***** Input for this task

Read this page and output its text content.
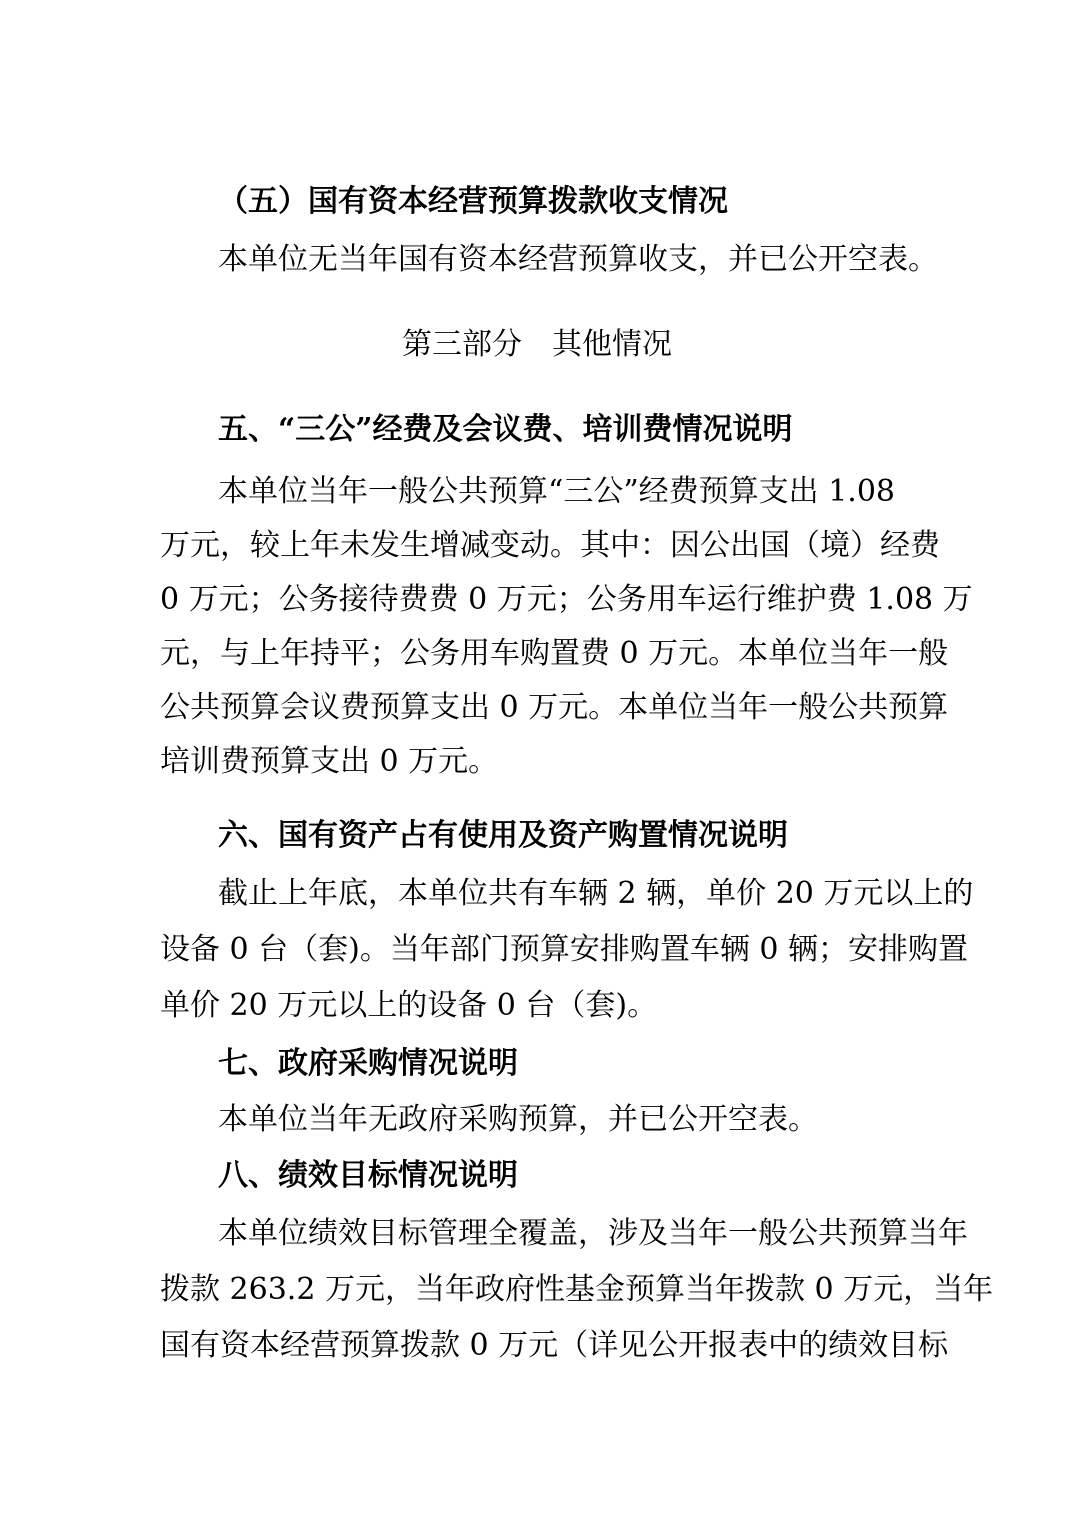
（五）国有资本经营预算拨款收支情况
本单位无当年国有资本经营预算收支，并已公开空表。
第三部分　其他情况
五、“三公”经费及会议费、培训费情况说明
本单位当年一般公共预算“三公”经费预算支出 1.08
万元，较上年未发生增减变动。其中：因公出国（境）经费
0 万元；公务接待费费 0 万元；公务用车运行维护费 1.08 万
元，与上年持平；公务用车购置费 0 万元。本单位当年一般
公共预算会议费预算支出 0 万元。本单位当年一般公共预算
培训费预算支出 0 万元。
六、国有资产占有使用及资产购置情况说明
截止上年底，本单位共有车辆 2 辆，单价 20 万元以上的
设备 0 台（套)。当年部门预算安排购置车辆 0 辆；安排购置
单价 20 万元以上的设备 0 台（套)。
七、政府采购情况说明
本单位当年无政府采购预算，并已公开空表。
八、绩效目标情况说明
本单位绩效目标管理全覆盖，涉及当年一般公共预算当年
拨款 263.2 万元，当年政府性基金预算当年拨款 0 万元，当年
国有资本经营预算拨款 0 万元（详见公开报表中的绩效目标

**********

**Work to do**
Copy each line that holds the word "本单位当年一般公共预算".

**Answer to the exercise**
本单位当年一般公共预算“三公”经费预算支出 1.08
公共预算会议费预算支出 0 万元。本单位当年一般公共预算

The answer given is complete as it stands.